▶ TASK DETAILS
Wherever the word "växthusgaser" appears in a line, copy that line.

▶ STORED ROWS
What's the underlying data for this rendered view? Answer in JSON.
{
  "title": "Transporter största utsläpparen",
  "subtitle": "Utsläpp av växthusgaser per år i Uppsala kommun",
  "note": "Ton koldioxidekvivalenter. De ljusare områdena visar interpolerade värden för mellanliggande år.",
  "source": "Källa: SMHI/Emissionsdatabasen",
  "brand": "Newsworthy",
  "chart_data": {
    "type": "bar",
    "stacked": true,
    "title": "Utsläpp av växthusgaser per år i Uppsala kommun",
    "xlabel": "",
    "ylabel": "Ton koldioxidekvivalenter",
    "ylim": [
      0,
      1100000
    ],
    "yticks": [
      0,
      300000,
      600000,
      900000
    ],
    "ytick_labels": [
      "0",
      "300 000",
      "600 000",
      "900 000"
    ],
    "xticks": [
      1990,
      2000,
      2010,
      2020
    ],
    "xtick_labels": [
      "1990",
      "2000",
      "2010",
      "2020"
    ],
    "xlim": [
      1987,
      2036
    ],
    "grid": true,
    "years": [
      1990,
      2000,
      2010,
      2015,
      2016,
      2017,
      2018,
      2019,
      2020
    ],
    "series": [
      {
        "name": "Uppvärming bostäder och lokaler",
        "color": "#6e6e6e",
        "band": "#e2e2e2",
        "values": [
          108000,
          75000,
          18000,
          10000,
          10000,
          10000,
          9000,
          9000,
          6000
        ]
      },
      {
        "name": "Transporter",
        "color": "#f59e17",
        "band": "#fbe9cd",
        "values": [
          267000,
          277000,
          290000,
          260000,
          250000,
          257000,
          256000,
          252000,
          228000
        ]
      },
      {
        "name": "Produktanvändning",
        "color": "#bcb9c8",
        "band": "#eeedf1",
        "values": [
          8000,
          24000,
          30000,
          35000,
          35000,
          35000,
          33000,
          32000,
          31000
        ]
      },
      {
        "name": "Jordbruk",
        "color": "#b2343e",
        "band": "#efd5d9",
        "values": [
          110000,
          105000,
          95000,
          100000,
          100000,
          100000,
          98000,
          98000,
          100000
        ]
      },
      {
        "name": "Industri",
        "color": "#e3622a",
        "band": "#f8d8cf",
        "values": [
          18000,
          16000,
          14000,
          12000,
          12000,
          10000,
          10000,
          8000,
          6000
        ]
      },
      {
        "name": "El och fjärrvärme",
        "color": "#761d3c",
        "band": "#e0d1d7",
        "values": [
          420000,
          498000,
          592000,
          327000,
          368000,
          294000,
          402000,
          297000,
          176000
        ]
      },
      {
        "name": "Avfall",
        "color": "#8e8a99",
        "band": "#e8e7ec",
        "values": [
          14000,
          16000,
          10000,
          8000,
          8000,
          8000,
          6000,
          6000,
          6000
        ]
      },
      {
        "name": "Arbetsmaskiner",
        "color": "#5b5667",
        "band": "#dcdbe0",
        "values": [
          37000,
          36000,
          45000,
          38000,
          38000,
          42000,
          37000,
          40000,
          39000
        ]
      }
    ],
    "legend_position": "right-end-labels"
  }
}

▶ OUTPUT FOR THIS EXERCISE
  "subtitle": "Utsläpp av växthusgaser per år i Uppsala kommun",
    "title": "Utsläpp av växthusgaser per år i Uppsala kommun",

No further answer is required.